* begin *

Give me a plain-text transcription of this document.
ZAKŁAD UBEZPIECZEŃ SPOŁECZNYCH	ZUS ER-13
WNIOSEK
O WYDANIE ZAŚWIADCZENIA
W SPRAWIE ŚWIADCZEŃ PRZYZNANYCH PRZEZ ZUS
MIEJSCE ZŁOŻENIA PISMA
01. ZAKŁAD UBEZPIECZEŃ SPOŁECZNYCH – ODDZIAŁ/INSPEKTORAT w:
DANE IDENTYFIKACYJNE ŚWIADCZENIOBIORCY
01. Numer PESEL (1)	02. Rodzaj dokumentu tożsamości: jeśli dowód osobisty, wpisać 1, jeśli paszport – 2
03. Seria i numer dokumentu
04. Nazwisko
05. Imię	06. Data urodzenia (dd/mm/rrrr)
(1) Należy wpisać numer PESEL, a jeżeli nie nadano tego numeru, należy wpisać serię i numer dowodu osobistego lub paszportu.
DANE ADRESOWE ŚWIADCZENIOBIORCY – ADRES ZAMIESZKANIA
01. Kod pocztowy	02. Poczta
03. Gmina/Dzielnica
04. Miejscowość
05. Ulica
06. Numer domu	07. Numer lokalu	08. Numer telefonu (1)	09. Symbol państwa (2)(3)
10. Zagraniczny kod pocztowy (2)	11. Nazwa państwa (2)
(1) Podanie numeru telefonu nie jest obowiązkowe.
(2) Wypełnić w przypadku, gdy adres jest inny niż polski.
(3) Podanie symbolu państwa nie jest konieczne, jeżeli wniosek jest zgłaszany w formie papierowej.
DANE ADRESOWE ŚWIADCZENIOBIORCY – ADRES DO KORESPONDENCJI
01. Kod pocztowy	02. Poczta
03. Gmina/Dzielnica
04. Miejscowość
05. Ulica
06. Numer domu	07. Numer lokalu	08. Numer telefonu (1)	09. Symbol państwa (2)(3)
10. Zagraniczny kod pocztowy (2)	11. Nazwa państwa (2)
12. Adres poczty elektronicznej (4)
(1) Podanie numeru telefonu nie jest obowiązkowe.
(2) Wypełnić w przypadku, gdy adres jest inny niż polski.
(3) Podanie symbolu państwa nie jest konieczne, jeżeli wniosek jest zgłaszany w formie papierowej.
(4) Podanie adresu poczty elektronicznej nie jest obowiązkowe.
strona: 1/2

* end *

**Problem details**
All of the entries above must be quoted exactly.

**Result of this task**
Give me a plain-text transcription of this document.
ZAKŁAD UBEZPIECZEŃ SPOŁECZNYCH	ZUS ER-13
WNIOSEK
O WYDANIE ZAŚWIADCZENIA
W SPRAWIE ŚWIADCZEŃ PRZYZNANYCH PRZEZ ZUS
MIEJSCE ZŁOŻENIA PISMA
01. ZAKŁAD UBEZPIECZEŃ SPOŁECZNYCH – ODDZIAŁ/INSPEKTORAT w:
DANE IDENTYFIKACYJNE ŚWIADCZENIOBIORCY
01. Numer PESEL (1)	02. Rodzaj dokumentu tożsamości: jeśli dowód osobisty, wpisać 1, jeśli paszport – 2
03. Seria i numer dokumentu
04. Nazwisko
05. Imię	06. Data urodzenia (dd/mm/rrrr)
(1) Należy wpisać numer PESEL, a jeżeli nie nadano tego numeru, należy wpisać serię i numer dowodu osobistego lub paszportu.
DANE ADRESOWE ŚWIADCZENIOBIORCY – ADRES ZAMIESZKANIA
01. Kod pocztowy	02. Poczta
03. Gmina/Dzielnica
04. Miejscowość
05. Ulica
06. Numer domu	07. Numer lokalu	08. Numer telefonu (1)	09. Symbol państwa (2)(3)
10. Zagraniczny kod pocztowy (2)	11. Nazwa państwa (2)
(1) Podanie numeru telefonu nie jest obowiązkowe.
(2) Wypełnić w przypadku, gdy adres jest inny niż polski.
(3) Podanie symbolu państwa nie jest konieczne, jeżeli wniosek jest zgłaszany w formie papierowej.
DANE ADRESOWE ŚWIADCZENIOBIORCY – ADRES DO KORESPONDENCJI
01. Kod pocztowy	02. Poczta
03. Gmina/Dzielnica
04. Miejscowość
05. Ulica
06. Numer domu	07. Numer lokalu	08. Numer telefonu (1)	09. Symbol państwa (2)(3)
10. Zagraniczny kod pocztowy (2)	11. Nazwa państwa (2)
12. Adres poczty elektronicznej (4)
(1) Podanie numeru telefonu nie jest obowiązkowe.
(2) Wypełnić w przypadku, gdy adres jest inny niż polski.
(3) Podanie symbolu państwa nie jest konieczne, jeżeli wniosek jest zgłaszany w formie papierowej.
(4) Podanie adresu poczty elektronicznej nie jest obowiązkowe.
strona: 1/2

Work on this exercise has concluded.